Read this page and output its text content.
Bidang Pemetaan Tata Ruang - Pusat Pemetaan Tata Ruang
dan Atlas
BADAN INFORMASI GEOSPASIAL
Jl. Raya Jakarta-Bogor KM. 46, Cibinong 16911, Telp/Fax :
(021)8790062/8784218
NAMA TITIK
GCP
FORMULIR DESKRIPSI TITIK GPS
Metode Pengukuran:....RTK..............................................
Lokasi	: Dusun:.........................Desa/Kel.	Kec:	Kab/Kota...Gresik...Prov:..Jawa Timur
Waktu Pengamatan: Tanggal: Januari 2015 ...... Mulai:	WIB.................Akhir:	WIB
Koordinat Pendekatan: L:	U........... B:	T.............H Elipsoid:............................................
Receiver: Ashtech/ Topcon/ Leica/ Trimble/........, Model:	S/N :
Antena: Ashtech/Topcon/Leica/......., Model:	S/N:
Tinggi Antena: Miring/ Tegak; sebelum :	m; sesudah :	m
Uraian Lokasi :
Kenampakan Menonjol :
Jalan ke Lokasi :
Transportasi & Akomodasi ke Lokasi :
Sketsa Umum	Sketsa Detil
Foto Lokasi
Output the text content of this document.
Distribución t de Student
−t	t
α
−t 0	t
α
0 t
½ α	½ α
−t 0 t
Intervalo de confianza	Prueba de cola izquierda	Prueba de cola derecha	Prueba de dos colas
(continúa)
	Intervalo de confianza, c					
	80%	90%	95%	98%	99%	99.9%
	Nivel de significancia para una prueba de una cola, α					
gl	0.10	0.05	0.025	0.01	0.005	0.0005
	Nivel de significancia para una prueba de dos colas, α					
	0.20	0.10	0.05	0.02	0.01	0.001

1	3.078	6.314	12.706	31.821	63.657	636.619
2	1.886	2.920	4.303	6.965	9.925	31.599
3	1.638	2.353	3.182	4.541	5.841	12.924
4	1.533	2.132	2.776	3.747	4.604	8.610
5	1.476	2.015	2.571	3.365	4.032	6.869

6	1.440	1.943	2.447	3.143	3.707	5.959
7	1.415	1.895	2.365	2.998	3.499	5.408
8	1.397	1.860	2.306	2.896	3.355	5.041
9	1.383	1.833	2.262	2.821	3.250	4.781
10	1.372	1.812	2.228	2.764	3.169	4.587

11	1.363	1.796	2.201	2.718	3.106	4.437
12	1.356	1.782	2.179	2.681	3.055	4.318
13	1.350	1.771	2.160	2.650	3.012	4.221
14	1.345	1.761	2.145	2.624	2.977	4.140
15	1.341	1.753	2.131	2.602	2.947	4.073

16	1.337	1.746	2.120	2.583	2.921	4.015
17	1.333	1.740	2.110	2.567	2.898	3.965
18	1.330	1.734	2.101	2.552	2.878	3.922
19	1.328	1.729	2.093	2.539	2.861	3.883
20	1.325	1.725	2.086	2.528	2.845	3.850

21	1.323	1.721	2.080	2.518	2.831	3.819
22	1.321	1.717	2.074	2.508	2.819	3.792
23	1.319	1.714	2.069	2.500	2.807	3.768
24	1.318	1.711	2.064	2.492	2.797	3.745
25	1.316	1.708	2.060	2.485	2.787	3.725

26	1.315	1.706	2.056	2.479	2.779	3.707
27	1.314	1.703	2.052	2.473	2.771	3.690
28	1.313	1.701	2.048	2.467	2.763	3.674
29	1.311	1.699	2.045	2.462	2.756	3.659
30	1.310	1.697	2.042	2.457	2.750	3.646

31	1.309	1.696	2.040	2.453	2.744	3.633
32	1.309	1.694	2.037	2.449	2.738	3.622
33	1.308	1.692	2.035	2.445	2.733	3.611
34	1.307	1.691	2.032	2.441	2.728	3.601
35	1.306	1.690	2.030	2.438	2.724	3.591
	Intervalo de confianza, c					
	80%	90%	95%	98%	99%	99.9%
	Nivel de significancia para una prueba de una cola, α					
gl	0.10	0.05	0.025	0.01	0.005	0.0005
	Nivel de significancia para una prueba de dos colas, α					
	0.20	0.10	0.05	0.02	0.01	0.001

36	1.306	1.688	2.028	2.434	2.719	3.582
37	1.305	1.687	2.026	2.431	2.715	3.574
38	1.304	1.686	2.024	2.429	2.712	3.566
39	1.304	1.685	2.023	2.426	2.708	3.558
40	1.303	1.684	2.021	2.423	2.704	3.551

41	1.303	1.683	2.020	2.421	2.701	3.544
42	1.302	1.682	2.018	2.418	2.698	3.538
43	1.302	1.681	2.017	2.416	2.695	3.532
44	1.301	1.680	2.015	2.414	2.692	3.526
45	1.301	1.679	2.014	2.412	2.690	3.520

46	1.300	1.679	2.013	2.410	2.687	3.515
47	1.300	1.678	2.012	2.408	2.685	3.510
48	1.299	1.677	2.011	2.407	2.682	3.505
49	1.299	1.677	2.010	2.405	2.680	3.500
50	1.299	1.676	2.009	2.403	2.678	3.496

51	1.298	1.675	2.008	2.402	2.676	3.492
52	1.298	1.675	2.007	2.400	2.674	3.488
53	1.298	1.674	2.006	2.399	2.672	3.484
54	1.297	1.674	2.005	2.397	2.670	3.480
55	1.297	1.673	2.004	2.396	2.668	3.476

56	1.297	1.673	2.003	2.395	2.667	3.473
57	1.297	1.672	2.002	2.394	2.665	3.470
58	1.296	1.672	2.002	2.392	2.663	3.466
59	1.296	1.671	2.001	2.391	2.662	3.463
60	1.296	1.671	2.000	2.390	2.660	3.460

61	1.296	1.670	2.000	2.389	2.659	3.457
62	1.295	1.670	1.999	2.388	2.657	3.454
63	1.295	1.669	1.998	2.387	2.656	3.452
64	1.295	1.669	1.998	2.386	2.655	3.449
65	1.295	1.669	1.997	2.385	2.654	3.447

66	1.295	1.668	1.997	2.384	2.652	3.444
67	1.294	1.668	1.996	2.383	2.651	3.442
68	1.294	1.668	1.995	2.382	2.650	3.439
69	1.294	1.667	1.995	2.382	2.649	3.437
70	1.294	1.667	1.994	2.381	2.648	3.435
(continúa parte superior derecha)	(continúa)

**Job:**
Reproduce the listing shown above in its entirety, exactly.

**Solution to this task:**
Read this page and output its text content.
Bidang Pemetaan Tata Ruang - Pusat Pemetaan Tata Ruang
dan Atlas
BADAN INFORMASI GEOSPASIAL
Jl. Raya Jakarta-Bogor KM. 46, Cibinong 16911, Telp/Fax :
(021)8790062/8784218
NAMA TITIK
GCP
FORMULIR DESKRIPSI TITIK GPS
Metode Pengukuran:....RTK..............................................
Lokasi	: Dusun:.........................Desa/Kel.	Kec:	Kab/Kota...Gresik...Prov:..Jawa Timur
Waktu Pengamatan: Tanggal: Januari 2015 ...... Mulai:	WIB.................Akhir:	WIB
Koordinat Pendekatan: L:	U........... B:	T.............H Elipsoid:............................................
Receiver: Ashtech/ Topcon/ Leica/ Trimble/........, Model:	S/N :
Antena: Ashtech/Topcon/Leica/......., Model:	S/N:
Tinggi Antena: Miring/ Tegak; sebelum :	m; sesudah :	m
Uraian Lokasi :
Kenampakan Menonjol :
Jalan ke Lokasi :
Transportasi & Akomodasi ke Lokasi :
Sketsa Umum	Sketsa Detil
Foto Lokasi
Output the text content of this document.
Distribución t de Student
−t	t
α
−t 0	t
α
0 t
½ α	½ α
−t 0 t
Intervalo de confianza	Prueba de cola izquierda	Prueba de cola derecha	Prueba de dos colas
(continúa)
	Intervalo de confianza, c					
	80%	90%	95%	98%	99%	99.9%
	Nivel de significancia para una prueba de una cola, α					
gl	0.10	0.05	0.025	0.01	0.005	0.0005
	Nivel de significancia para una prueba de dos colas, α					
	0.20	0.10	0.05	0.02	0.01	0.001

1	3.078	6.314	12.706	31.821	63.657	636.619
2	1.886	2.920	4.303	6.965	9.925	31.599
3	1.638	2.353	3.182	4.541	5.841	12.924
4	1.533	2.132	2.776	3.747	4.604	8.610
5	1.476	2.015	2.571	3.365	4.032	6.869

6	1.440	1.943	2.447	3.143	3.707	5.959
7	1.415	1.895	2.365	2.998	3.499	5.408
8	1.397	1.860	2.306	2.896	3.355	5.041
9	1.383	1.833	2.262	2.821	3.250	4.781
10	1.372	1.812	2.228	2.764	3.169	4.587

11	1.363	1.796	2.201	2.718	3.106	4.437
12	1.356	1.782	2.179	2.681	3.055	4.318
13	1.350	1.771	2.160	2.650	3.012	4.221
14	1.345	1.761	2.145	2.624	2.977	4.140
15	1.341	1.753	2.131	2.602	2.947	4.073

16	1.337	1.746	2.120	2.583	2.921	4.015
17	1.333	1.740	2.110	2.567	2.898	3.965
18	1.330	1.734	2.101	2.552	2.878	3.922
19	1.328	1.729	2.093	2.539	2.861	3.883
20	1.325	1.725	2.086	2.528	2.845	3.850

21	1.323	1.721	2.080	2.518	2.831	3.819
22	1.321	1.717	2.074	2.508	2.819	3.792
23	1.319	1.714	2.069	2.500	2.807	3.768
24	1.318	1.711	2.064	2.492	2.797	3.745
25	1.316	1.708	2.060	2.485	2.787	3.725

26	1.315	1.706	2.056	2.479	2.779	3.707
27	1.314	1.703	2.052	2.473	2.771	3.690
28	1.313	1.701	2.048	2.467	2.763	3.674
29	1.311	1.699	2.045	2.462	2.756	3.659
30	1.310	1.697	2.042	2.457	2.750	3.646

31	1.309	1.696	2.040	2.453	2.744	3.633
32	1.309	1.694	2.037	2.449	2.738	3.622
33	1.308	1.692	2.035	2.445	2.733	3.611
34	1.307	1.691	2.032	2.441	2.728	3.601
35	1.306	1.690	2.030	2.438	2.724	3.591
	Intervalo de confianza, c					
	80%	90%	95%	98%	99%	99.9%
	Nivel de significancia para una prueba de una cola, α					
gl	0.10	0.05	0.025	0.01	0.005	0.0005
	Nivel de significancia para una prueba de dos colas, α					
	0.20	0.10	0.05	0.02	0.01	0.001

36	1.306	1.688	2.028	2.434	2.719	3.582
37	1.305	1.687	2.026	2.431	2.715	3.574
38	1.304	1.686	2.024	2.429	2.712	3.566
39	1.304	1.685	2.023	2.426	2.708	3.558
40	1.303	1.684	2.021	2.423	2.704	3.551

41	1.303	1.683	2.020	2.421	2.701	3.544
42	1.302	1.682	2.018	2.418	2.698	3.538
43	1.302	1.681	2.017	2.416	2.695	3.532
44	1.301	1.680	2.015	2.414	2.692	3.526
45	1.301	1.679	2.014	2.412	2.690	3.520

46	1.300	1.679	2.013	2.410	2.687	3.515
47	1.300	1.678	2.012	2.408	2.685	3.510
48	1.299	1.677	2.011	2.407	2.682	3.505
49	1.299	1.677	2.010	2.405	2.680	3.500
50	1.299	1.676	2.009	2.403	2.678	3.496

51	1.298	1.675	2.008	2.402	2.676	3.492
52	1.298	1.675	2.007	2.400	2.674	3.488
53	1.298	1.674	2.006	2.399	2.672	3.484
54	1.297	1.674	2.005	2.397	2.670	3.480
55	1.297	1.673	2.004	2.396	2.668	3.476

56	1.297	1.673	2.003	2.395	2.667	3.473
57	1.297	1.672	2.002	2.394	2.665	3.470
58	1.296	1.672	2.002	2.392	2.663	3.466
59	1.296	1.671	2.001	2.391	2.662	3.463
60	1.296	1.671	2.000	2.390	2.660	3.460

61	1.296	1.670	2.000	2.389	2.659	3.457
62	1.295	1.670	1.999	2.388	2.657	3.454
63	1.295	1.669	1.998	2.387	2.656	3.452
64	1.295	1.669	1.998	2.386	2.655	3.449
65	1.295	1.669	1.997	2.385	2.654	3.447

66	1.295	1.668	1.997	2.384	2.652	3.444
67	1.294	1.668	1.996	2.383	2.651	3.442
68	1.294	1.668	1.995	2.382	2.650	3.439
69	1.294	1.667	1.995	2.382	2.649	3.437
70	1.294	1.667	1.994	2.381	2.648	3.435
(continúa parte superior derecha)	(continúa)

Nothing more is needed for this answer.